● Data listing

__________

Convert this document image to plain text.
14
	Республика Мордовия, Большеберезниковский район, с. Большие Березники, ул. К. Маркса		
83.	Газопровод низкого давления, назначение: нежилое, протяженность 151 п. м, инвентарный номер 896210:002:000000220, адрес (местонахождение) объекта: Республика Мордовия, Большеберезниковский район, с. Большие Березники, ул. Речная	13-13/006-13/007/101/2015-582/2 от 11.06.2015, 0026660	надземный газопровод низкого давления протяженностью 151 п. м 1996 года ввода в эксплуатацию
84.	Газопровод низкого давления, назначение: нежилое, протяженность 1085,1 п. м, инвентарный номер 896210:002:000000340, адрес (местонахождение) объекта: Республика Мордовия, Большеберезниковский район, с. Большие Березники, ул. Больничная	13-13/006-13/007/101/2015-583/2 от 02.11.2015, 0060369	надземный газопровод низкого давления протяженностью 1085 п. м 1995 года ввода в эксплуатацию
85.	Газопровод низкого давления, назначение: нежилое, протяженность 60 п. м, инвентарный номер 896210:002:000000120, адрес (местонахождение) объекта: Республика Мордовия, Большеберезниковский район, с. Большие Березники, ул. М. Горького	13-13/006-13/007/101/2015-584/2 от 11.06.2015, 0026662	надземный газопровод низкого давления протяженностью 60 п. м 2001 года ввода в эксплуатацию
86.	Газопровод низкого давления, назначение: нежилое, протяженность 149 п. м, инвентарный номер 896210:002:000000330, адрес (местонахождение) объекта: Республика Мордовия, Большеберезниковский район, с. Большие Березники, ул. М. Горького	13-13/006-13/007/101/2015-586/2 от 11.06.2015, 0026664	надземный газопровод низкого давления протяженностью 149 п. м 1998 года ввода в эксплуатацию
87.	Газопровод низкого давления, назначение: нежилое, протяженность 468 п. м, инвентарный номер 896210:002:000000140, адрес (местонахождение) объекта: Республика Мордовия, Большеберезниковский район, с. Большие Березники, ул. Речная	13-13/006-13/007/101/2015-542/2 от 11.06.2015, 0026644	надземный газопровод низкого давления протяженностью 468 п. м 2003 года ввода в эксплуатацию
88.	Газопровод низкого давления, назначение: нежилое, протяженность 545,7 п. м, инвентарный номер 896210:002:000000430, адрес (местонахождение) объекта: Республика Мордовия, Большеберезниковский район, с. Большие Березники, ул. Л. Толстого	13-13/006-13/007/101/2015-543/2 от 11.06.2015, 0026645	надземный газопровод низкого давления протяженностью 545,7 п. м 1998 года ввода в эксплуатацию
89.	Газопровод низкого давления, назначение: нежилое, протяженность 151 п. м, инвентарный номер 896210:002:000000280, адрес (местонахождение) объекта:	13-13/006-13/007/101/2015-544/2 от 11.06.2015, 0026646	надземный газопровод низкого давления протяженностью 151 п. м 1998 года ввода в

__________

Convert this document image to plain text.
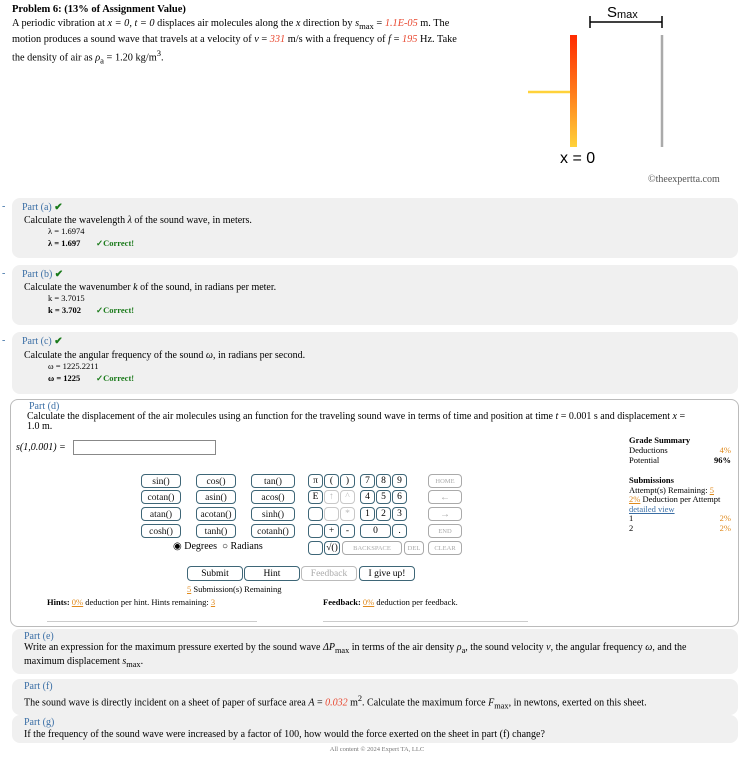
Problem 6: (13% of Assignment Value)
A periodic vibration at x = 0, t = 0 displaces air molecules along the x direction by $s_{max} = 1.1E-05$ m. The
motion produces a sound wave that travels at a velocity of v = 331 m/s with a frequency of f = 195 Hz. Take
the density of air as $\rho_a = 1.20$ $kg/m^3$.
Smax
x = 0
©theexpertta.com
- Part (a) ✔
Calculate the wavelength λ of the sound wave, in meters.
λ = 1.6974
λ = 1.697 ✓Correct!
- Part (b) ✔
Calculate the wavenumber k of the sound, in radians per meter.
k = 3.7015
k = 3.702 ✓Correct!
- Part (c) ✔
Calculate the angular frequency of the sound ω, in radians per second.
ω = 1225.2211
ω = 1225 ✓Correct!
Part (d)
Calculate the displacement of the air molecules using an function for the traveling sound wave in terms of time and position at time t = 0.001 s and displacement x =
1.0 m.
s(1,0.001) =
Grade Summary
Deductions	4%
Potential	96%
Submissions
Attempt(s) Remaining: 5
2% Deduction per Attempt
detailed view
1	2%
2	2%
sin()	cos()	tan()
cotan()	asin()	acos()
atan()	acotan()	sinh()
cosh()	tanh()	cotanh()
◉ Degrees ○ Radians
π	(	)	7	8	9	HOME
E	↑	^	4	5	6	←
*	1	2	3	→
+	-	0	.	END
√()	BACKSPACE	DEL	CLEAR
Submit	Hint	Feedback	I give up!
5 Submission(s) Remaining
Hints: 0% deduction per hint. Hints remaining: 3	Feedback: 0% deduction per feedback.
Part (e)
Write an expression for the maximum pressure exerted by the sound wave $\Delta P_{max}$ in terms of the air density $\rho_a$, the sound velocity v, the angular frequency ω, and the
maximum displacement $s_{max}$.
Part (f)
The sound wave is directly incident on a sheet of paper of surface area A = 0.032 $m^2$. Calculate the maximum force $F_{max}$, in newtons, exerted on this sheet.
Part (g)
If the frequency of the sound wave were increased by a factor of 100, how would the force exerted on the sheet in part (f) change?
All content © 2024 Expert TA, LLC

__________

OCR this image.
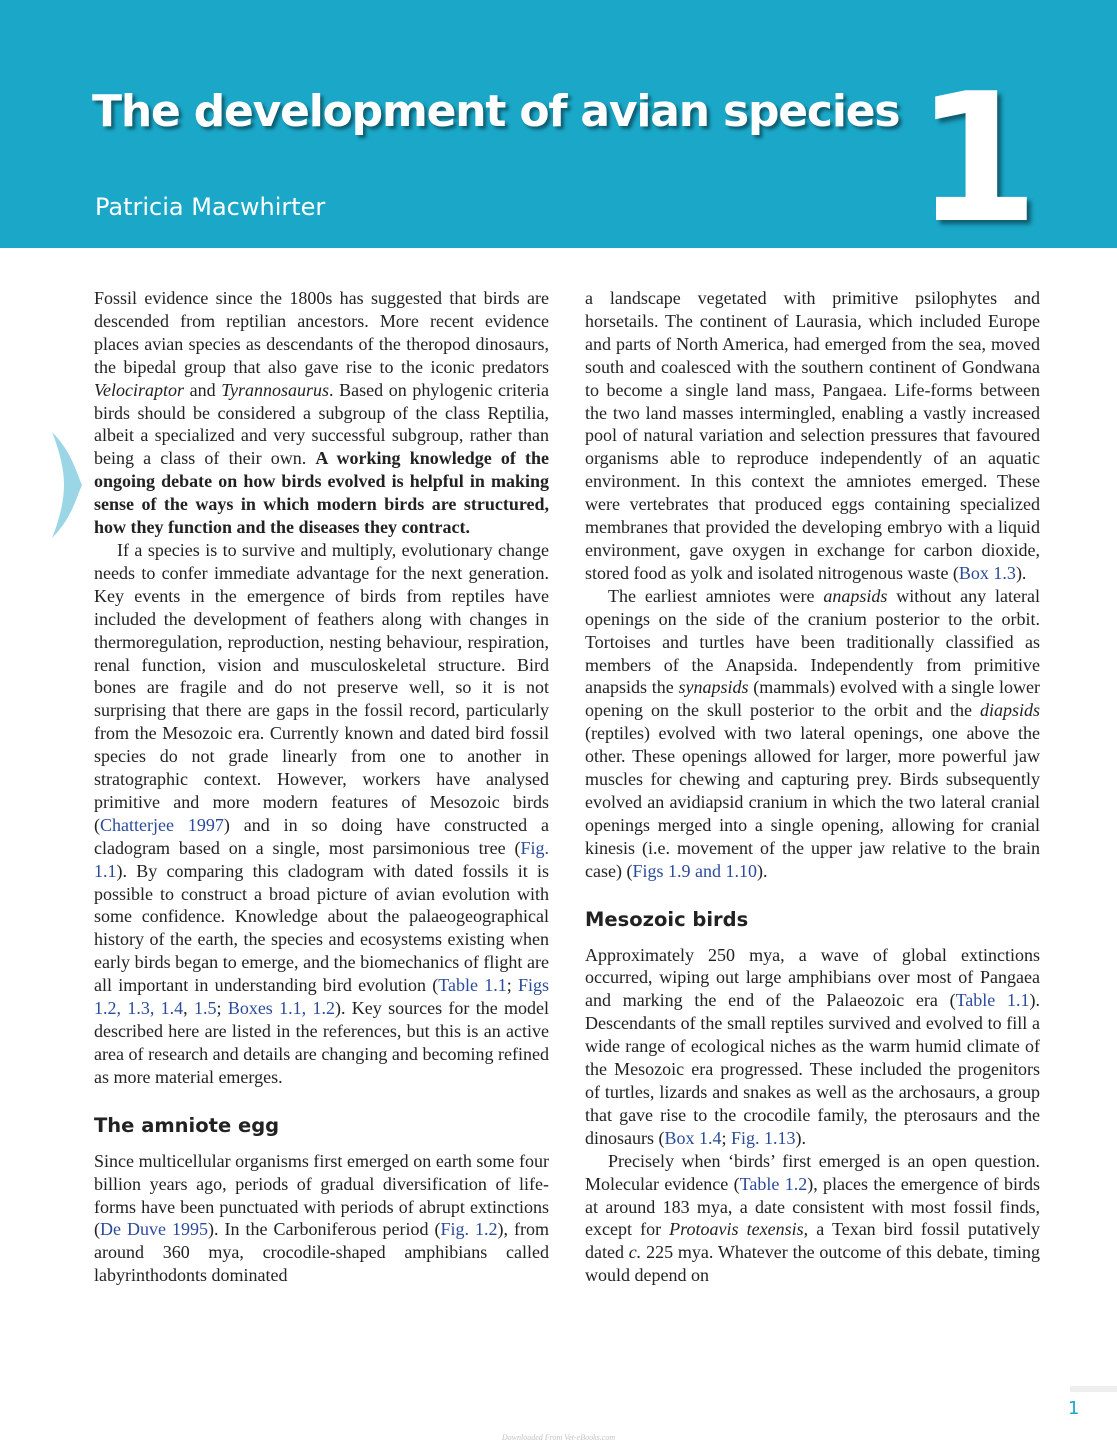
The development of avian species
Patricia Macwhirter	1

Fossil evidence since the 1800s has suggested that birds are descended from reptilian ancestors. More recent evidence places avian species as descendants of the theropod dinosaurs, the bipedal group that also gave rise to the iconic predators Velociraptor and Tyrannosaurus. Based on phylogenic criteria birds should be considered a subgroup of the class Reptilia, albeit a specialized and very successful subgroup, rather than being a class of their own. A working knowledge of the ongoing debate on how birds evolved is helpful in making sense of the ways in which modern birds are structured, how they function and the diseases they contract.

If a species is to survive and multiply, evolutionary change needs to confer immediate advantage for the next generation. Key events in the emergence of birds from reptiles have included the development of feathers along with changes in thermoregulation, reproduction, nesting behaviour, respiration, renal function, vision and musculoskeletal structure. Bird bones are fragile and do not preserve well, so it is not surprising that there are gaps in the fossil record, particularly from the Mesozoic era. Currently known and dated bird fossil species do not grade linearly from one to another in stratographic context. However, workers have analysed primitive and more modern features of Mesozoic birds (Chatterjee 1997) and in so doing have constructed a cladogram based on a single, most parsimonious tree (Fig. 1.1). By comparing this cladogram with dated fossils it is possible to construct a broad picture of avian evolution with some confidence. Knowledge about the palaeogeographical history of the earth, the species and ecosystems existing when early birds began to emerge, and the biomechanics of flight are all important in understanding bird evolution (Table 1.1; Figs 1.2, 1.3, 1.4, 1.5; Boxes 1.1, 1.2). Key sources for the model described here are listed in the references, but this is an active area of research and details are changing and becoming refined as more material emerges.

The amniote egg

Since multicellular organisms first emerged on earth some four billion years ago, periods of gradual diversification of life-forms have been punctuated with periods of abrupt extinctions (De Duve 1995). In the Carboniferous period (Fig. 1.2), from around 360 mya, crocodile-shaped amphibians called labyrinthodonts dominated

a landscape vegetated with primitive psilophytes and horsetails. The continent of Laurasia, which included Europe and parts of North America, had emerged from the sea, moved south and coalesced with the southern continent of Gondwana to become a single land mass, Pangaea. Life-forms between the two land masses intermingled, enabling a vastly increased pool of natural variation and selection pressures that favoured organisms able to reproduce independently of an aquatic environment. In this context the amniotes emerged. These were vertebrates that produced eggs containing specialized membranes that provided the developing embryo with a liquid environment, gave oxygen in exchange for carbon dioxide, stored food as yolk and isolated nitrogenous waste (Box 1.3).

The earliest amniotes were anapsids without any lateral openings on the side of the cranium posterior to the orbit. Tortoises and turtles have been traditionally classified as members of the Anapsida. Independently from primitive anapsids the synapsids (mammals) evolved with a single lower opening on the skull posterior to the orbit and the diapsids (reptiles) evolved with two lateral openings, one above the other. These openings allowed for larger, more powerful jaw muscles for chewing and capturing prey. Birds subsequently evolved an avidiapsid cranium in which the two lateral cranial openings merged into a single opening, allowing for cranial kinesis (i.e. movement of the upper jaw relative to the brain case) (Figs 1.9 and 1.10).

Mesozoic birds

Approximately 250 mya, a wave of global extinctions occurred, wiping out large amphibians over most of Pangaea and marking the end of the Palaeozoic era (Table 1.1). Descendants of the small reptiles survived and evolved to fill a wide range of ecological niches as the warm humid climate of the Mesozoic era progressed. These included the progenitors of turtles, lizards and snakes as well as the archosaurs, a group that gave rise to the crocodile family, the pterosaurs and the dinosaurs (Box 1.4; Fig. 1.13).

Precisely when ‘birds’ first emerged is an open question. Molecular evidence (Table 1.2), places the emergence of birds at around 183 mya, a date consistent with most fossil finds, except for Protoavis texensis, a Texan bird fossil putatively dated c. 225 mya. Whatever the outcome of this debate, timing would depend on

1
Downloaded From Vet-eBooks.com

__________

● Exercise description
Every line of the listing that holds "Attempt" should be found and copied.

● The result
Attempt(s) Remaining: 5
2% Deduction per Attempt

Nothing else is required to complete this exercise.